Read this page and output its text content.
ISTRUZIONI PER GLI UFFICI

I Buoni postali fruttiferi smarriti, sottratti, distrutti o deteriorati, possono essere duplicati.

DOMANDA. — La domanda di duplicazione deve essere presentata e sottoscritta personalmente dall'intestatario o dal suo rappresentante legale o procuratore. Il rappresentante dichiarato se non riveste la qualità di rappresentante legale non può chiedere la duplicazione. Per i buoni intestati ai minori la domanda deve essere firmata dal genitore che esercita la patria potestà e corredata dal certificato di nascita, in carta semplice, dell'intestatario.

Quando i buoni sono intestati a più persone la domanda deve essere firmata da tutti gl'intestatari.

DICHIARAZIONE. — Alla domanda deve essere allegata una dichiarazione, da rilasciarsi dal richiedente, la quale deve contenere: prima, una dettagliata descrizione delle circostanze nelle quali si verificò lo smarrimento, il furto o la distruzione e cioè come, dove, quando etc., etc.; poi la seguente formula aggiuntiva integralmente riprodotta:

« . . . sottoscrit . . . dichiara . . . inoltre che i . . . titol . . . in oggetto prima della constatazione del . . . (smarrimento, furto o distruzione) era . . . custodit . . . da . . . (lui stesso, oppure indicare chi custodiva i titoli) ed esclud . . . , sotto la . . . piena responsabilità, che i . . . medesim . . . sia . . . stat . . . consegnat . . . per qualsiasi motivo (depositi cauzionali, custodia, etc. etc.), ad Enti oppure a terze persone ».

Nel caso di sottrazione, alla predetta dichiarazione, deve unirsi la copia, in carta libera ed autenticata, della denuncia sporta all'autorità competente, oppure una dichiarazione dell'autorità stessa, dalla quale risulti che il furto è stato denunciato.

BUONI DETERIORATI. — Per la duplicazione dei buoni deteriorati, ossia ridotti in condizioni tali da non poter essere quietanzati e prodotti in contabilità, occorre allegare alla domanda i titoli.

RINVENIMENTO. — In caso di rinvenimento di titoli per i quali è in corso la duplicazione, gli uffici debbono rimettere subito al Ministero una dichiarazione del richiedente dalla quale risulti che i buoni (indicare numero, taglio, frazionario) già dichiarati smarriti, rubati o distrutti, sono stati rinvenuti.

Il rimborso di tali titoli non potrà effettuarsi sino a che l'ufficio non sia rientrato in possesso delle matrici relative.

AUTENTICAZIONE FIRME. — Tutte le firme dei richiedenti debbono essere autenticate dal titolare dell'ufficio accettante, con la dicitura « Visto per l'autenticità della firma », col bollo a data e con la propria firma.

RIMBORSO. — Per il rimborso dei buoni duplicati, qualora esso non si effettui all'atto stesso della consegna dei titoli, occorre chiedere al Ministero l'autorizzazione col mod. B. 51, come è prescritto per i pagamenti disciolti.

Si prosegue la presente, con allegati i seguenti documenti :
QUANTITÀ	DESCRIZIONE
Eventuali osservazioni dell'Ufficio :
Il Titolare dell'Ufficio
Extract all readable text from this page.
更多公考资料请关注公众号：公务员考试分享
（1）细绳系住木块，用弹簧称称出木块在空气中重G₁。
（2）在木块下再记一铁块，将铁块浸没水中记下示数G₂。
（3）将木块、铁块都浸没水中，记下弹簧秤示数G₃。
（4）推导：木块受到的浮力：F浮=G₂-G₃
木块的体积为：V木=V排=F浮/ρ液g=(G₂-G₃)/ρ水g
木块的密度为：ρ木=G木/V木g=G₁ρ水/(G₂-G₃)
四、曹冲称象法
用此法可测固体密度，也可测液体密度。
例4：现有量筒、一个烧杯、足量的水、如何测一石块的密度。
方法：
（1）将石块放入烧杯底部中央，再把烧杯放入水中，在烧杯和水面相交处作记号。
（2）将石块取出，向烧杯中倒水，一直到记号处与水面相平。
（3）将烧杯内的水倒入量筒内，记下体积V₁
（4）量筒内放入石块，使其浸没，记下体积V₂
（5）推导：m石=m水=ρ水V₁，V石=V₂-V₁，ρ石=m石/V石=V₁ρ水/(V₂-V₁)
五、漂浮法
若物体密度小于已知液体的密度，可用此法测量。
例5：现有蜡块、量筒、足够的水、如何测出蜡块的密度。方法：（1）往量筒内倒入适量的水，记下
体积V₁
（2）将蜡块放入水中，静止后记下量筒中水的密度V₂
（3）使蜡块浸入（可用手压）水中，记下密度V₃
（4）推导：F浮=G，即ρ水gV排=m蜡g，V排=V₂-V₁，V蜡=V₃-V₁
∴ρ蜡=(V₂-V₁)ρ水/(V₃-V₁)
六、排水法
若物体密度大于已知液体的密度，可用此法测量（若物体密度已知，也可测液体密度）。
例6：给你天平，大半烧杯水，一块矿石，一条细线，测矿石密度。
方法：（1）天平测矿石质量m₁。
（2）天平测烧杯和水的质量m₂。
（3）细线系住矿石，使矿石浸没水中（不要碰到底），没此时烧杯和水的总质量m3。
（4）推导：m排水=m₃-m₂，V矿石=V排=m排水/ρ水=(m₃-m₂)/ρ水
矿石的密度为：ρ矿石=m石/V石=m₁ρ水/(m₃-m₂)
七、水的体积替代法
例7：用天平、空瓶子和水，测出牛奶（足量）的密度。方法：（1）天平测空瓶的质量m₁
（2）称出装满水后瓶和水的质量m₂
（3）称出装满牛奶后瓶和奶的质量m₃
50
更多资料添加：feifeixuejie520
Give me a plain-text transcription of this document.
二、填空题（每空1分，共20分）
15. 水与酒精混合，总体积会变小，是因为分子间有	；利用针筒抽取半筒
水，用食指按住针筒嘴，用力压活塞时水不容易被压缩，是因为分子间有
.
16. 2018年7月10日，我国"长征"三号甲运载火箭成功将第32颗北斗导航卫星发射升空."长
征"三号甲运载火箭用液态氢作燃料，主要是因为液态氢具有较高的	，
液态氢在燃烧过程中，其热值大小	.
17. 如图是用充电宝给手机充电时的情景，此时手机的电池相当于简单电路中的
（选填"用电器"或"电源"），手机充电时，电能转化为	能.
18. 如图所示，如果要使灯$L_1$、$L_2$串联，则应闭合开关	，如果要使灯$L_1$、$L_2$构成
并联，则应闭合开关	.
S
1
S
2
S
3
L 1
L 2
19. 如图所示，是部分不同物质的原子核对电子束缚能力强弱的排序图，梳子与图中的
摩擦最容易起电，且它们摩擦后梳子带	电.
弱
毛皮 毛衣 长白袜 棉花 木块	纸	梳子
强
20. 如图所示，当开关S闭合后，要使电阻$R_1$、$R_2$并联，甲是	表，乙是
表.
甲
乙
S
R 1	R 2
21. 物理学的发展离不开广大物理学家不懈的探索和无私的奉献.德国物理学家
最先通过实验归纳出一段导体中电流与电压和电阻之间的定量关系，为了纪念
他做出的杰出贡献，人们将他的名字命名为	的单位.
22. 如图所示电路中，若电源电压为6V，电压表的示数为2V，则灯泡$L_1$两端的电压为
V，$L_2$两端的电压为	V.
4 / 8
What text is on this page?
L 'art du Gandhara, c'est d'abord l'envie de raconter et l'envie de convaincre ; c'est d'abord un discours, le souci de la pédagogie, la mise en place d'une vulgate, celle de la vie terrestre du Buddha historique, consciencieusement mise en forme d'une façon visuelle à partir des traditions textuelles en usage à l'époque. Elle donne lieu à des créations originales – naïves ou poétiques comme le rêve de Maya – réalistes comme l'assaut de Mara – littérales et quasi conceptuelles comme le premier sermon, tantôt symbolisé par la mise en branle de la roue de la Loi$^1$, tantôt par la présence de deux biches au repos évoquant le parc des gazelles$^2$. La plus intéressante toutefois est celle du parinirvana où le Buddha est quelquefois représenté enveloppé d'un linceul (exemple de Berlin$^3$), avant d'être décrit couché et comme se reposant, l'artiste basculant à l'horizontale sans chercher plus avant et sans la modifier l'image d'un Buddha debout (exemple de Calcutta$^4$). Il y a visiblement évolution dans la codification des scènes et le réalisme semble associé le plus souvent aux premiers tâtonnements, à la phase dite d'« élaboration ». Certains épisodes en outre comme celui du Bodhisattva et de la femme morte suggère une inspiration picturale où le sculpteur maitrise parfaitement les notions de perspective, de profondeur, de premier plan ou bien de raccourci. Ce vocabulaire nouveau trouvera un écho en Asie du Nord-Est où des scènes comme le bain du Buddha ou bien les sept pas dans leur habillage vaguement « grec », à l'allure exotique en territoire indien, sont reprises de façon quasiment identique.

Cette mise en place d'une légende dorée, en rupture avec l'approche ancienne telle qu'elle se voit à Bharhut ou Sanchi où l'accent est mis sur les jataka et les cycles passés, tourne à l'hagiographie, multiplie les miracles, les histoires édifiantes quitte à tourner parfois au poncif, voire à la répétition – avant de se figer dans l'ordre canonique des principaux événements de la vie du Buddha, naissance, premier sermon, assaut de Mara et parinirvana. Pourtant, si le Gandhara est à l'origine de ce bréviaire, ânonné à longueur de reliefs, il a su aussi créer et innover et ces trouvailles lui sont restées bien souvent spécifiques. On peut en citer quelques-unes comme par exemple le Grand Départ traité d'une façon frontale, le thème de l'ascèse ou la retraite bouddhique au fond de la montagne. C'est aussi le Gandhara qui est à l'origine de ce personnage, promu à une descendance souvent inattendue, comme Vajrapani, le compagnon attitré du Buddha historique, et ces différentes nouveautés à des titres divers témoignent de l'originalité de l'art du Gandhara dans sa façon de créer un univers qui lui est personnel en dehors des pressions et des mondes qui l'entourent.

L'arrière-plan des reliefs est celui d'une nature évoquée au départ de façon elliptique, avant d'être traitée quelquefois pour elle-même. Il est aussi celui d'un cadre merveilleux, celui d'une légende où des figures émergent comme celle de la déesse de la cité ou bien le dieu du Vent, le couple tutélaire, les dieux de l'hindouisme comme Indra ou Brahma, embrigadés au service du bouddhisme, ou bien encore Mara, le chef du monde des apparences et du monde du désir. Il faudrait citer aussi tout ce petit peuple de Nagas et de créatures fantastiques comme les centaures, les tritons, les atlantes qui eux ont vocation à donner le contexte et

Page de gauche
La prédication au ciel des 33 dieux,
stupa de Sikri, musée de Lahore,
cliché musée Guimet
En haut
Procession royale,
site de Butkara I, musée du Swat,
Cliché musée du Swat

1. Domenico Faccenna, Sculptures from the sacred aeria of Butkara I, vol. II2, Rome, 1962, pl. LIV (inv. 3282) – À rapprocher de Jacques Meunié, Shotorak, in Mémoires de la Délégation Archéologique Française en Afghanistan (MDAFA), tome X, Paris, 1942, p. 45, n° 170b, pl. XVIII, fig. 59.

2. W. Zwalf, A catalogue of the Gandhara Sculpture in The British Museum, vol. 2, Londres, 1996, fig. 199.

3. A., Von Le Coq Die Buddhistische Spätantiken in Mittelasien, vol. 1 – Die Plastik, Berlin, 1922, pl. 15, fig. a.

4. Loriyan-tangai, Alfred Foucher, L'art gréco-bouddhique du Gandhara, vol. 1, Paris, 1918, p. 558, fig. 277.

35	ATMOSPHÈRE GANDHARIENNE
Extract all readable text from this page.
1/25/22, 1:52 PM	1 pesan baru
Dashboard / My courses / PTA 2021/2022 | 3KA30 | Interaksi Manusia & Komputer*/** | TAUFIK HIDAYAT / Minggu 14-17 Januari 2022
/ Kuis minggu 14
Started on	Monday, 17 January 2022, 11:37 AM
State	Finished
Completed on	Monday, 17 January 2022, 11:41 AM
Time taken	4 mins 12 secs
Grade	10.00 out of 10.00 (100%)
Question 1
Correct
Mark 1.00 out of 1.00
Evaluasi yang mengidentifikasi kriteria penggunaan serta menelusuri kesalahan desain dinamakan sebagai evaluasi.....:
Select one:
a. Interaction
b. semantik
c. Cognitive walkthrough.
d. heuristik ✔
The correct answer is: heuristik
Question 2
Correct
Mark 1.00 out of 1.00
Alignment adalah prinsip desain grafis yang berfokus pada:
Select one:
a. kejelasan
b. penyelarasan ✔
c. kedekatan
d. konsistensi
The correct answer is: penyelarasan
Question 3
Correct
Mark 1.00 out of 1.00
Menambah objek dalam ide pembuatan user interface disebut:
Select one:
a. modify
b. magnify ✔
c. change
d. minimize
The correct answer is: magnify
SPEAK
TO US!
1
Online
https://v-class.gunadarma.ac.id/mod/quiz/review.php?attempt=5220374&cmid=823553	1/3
□ □ □ □ □ □ □
> [THE TASK] Using the listing above, state the number of lines that hold "answer", with no other text.

> [RESULT FOR THIS TASK] 3